[Records about charts and figures]
◆ ◆ ◆

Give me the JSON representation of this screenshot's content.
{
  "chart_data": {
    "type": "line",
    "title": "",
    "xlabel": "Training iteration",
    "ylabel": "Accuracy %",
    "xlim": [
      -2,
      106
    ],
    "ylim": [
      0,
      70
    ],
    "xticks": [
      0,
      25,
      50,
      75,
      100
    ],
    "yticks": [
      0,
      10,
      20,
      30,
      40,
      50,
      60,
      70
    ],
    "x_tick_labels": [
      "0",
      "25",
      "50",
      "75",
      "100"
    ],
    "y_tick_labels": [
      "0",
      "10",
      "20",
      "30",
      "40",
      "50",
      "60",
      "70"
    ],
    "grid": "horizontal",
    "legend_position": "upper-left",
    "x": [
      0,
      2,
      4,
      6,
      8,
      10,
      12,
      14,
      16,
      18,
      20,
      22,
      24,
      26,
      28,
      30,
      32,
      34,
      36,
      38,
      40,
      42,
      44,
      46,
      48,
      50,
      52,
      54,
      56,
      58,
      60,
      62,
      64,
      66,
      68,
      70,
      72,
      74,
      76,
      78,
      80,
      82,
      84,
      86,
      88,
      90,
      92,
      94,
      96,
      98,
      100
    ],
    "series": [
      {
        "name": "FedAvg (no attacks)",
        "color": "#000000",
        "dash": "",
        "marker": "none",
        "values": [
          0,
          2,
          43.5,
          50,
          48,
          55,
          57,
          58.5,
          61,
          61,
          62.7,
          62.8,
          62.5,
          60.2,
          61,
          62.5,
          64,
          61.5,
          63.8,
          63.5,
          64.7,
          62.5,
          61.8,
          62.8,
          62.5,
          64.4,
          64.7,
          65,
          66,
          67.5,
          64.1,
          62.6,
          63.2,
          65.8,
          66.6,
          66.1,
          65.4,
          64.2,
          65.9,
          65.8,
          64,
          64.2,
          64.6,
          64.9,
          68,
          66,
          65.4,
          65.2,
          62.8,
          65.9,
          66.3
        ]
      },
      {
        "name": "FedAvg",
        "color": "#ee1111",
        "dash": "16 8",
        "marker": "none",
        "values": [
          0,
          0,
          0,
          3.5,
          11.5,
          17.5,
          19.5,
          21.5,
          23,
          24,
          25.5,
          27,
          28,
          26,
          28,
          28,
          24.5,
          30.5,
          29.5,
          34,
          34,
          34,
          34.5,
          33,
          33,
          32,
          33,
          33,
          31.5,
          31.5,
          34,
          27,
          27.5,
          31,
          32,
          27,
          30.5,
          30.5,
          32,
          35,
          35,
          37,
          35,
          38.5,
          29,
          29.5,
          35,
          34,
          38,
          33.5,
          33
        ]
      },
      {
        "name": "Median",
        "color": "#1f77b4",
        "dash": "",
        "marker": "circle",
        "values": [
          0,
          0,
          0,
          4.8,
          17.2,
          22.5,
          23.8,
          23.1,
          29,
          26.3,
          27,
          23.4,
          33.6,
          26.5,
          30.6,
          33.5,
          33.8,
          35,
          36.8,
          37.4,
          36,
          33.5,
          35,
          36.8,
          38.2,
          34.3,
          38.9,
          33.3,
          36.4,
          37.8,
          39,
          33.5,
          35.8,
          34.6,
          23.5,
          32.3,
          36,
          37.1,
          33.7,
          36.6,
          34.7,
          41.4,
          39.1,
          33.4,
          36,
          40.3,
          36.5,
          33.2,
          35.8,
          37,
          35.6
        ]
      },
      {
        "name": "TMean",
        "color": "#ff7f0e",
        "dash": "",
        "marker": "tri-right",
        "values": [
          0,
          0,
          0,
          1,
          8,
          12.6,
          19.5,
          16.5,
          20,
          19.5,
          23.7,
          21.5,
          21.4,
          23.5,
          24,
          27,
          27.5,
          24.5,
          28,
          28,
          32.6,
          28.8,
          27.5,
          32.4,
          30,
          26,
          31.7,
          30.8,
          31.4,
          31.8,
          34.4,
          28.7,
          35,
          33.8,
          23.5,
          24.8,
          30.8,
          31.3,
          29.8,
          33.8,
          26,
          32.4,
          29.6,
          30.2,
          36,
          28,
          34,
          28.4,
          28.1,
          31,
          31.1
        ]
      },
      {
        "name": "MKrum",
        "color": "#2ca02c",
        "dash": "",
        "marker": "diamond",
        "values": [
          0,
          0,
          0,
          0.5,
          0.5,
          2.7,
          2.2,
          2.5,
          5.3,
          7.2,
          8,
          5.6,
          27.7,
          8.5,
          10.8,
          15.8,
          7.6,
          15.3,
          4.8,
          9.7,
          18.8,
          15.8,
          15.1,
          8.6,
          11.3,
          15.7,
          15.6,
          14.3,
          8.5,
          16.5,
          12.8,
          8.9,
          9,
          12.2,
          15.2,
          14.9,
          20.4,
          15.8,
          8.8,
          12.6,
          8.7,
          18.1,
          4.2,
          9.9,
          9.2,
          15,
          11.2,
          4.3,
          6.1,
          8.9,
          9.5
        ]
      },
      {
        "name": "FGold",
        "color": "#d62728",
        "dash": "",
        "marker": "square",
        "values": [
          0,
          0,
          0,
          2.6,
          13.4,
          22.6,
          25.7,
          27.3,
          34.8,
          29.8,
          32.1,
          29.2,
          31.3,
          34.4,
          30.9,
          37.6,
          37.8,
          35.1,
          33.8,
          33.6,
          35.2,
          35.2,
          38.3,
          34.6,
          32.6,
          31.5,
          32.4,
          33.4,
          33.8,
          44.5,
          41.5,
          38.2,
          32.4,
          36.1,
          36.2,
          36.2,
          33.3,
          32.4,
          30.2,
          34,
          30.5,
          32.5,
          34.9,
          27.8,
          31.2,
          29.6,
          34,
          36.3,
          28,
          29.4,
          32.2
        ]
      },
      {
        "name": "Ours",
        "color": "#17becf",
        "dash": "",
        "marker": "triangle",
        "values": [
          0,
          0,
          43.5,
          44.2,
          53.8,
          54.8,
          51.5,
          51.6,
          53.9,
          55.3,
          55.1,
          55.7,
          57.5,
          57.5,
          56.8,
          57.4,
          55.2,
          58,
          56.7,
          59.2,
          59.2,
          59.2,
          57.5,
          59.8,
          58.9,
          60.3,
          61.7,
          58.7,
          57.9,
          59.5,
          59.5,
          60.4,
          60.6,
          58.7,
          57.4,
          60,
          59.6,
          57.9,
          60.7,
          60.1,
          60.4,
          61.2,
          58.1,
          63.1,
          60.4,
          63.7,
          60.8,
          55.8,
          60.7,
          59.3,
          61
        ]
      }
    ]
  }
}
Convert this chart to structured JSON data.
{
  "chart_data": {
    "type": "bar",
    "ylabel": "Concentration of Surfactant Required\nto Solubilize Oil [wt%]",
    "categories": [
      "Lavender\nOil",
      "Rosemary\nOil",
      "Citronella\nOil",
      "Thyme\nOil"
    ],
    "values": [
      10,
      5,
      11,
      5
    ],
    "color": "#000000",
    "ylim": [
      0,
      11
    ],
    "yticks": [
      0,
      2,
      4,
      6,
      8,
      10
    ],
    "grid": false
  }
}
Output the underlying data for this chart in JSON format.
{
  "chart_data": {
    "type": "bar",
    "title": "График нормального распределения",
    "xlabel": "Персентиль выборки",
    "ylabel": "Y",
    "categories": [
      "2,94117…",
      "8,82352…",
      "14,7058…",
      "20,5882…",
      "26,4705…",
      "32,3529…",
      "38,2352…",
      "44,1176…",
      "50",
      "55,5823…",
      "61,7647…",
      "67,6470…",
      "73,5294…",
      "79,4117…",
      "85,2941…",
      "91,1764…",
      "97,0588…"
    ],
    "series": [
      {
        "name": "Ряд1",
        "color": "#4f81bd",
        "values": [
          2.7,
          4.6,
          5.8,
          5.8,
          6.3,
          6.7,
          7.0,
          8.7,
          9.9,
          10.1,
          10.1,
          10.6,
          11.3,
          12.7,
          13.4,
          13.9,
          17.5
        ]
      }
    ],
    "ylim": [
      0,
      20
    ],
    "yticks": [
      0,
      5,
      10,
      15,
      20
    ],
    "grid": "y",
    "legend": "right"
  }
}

◆ ◆ ◆

AIM: Copy all lines from the data that hold the word "this".

THE RESPONSE:
Give me the JSON representation of this screenshot's content.
Convert this chart to structured JSON data.
Output the underlying data for this chart in JSON format.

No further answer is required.